__WORK REQUIRED__
Pick out every line in the data below that holds "caption".

__RECORD SET__
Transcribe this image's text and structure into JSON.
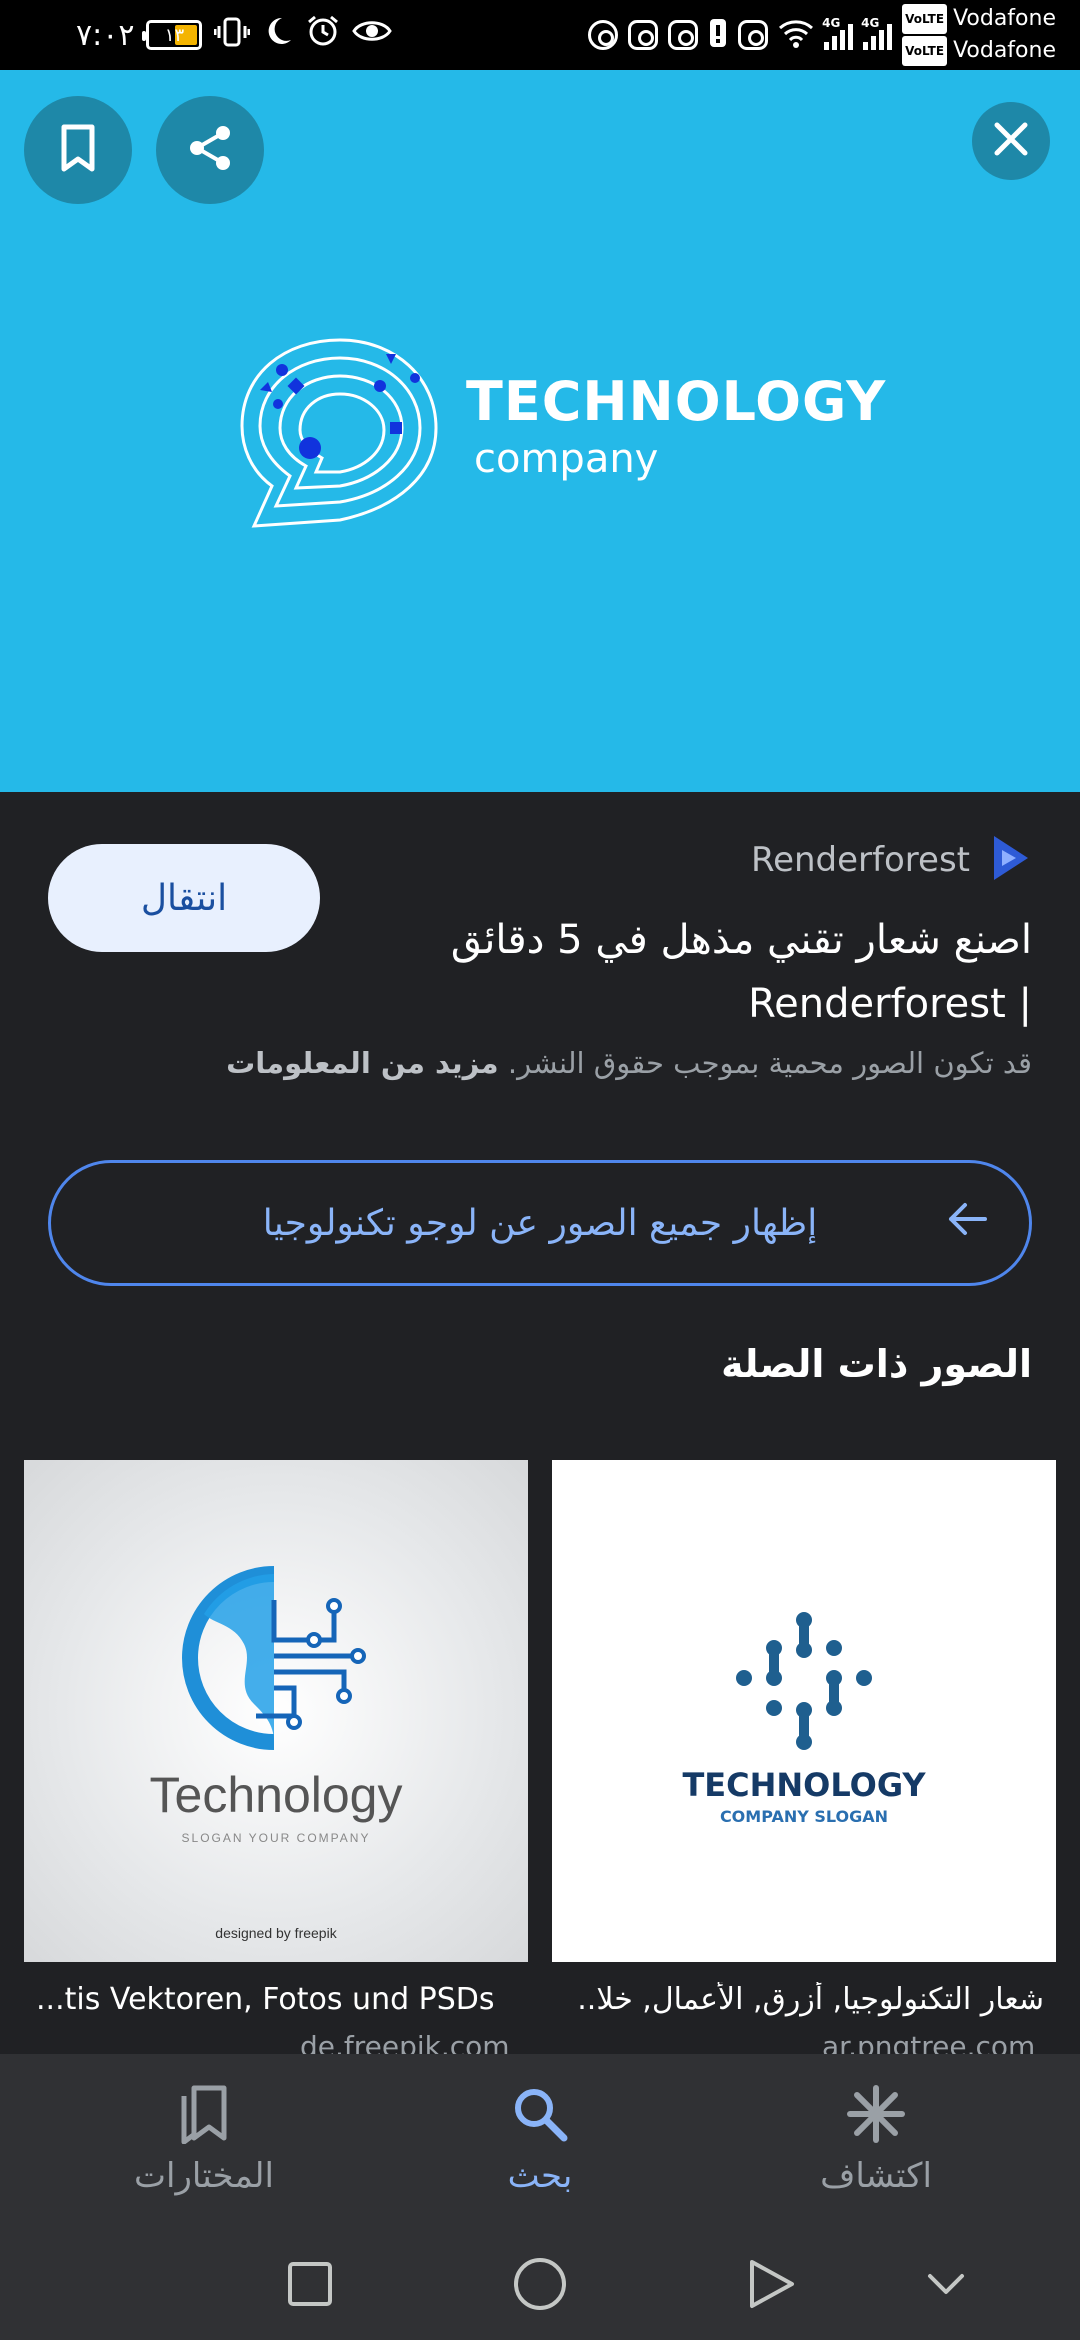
{
  "status_bar": {
    "time": "٧:٠٢",
    "battery": "١٣",
    "carriers": [
      {
        "badge": "VoLTE",
        "name": "Vodafone"
      },
      {
        "badge": "VoLTE",
        "name": "Vodafone"
      }
    ],
    "network_1": "4G",
    "network_2": "4G"
  },
  "hero": {
    "bg_color": "#25b9e8",
    "logo_title": "TECHNOLOGY",
    "logo_subtitle": "company",
    "bookmark_icon": "bookmark-icon",
    "share_icon": "share-icon",
    "close_icon": "close-icon"
  },
  "info": {
    "source_name": "Renderforest",
    "visit_label": "انتقال",
    "page_title": "اصنع شعار تقني مذهل في 5 دقائق | Renderforest",
    "copyright_text": "قد تكون الصور محمية بموجب حقوق النشر.",
    "more_info": "مزيد من المعلومات",
    "show_all_label": "إظهار جميع الصور عن لوجو تكنولوجيا",
    "related_title": "الصور ذات الصلة"
  },
  "related": [
    {
      "caption": "...tis Vektoren, Fotos und PSDs",
      "domain": "de.freepik.com",
      "logo_text": "Technology",
      "slogan": "SLOGAN YOUR COMPANY",
      "credit": "designed by freepik"
    },
    {
      "caption": "شعار التكنولوجيا, أزرق, الأعمال, خلا...",
      "domain": "ar.pngtree.com",
      "logo_text": "TECHNOLOGY",
      "slogan": "COMPANY SLOGAN"
    }
  ],
  "bottom_nav": {
    "items": [
      {
        "label": "المختارات",
        "icon": "collections-icon"
      },
      {
        "label": "بحث",
        "icon": "search-icon"
      },
      {
        "label": "اكتشاف",
        "icon": "discover-icon"
      }
    ],
    "active_color": "#8ab4f8"
  },
  "system_nav": {
    "buttons": [
      "recents-icon",
      "home-icon",
      "back-icon",
      "hide-icon"
    ]
  }
}
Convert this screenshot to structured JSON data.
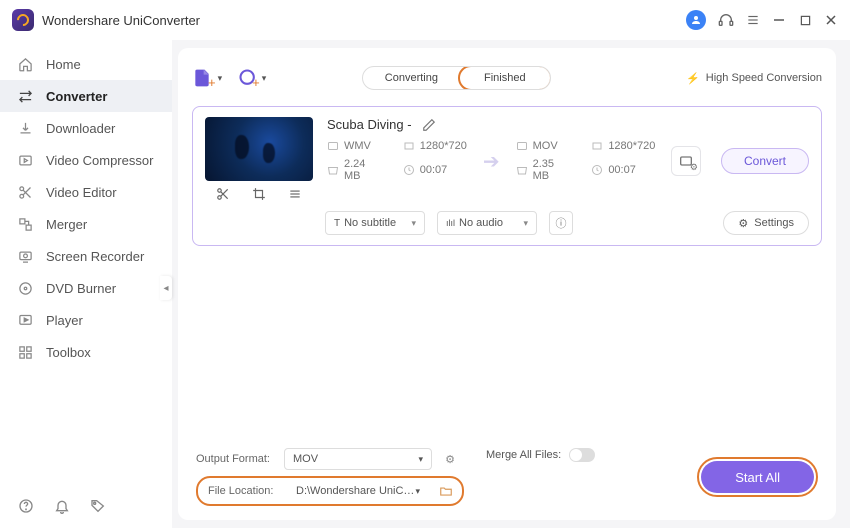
{
  "app_title": "Wondershare UniConverter",
  "sidebar": {
    "items": [
      {
        "label": "Home"
      },
      {
        "label": "Converter"
      },
      {
        "label": "Downloader"
      },
      {
        "label": "Video Compressor"
      },
      {
        "label": "Video Editor"
      },
      {
        "label": "Merger"
      },
      {
        "label": "Screen Recorder"
      },
      {
        "label": "DVD Burner"
      },
      {
        "label": "Player"
      },
      {
        "label": "Toolbox"
      }
    ]
  },
  "tabs": {
    "converting": "Converting",
    "finished": "Finished"
  },
  "high_speed": "High Speed Conversion",
  "file": {
    "name": "Scuba Diving -",
    "src": {
      "format": "WMV",
      "res": "1280*720",
      "size": "2.24 MB",
      "dur": "00:07"
    },
    "dst": {
      "format": "MOV",
      "res": "1280*720",
      "size": "2.35 MB",
      "dur": "00:07"
    },
    "subtitle": "No subtitle",
    "audio": "No audio",
    "settings": "Settings",
    "convert": "Convert"
  },
  "bottom": {
    "output_format_label": "Output Format:",
    "output_format": "MOV",
    "file_location_label": "File Location:",
    "file_location": "D:\\Wondershare UniConverter",
    "merge_label": "Merge All Files:",
    "start_all": "Start All"
  }
}
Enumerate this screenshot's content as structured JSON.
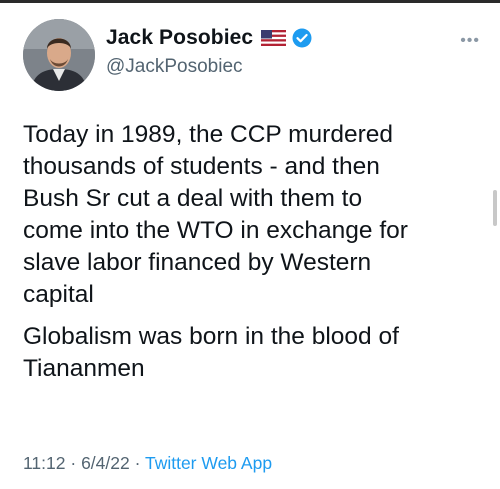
{
  "user": {
    "display_name": "Jack Posobiec",
    "handle": "@JackPosobiec",
    "badges": [
      "us-flag-icon",
      "verified-icon"
    ],
    "verified_color": "#1d9bf0"
  },
  "tweet": {
    "paragraphs": [
      "Today in 1989, the CCP murdered\nthousands of students - and then\nBush Sr cut a deal with them to\ncome into the WTO in exchange for\nslave labor financed by Western\ncapital",
      "Globalism was born in the blood of\nTiananmen"
    ]
  },
  "meta": {
    "time": "11:12",
    "separator": " · ",
    "date": "6/4/22",
    "app": "Twitter Web App"
  },
  "colors": {
    "text": "#0f1419",
    "secondary": "#536471",
    "link": "#1d9bf0"
  }
}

__ANSWER TO THE EXERCISE__
      "caption": "...tis Vektoren, Fotos und PSDs",
      "caption": "شعار التكنولوجيا, أزرق, الأعمال, خلا...",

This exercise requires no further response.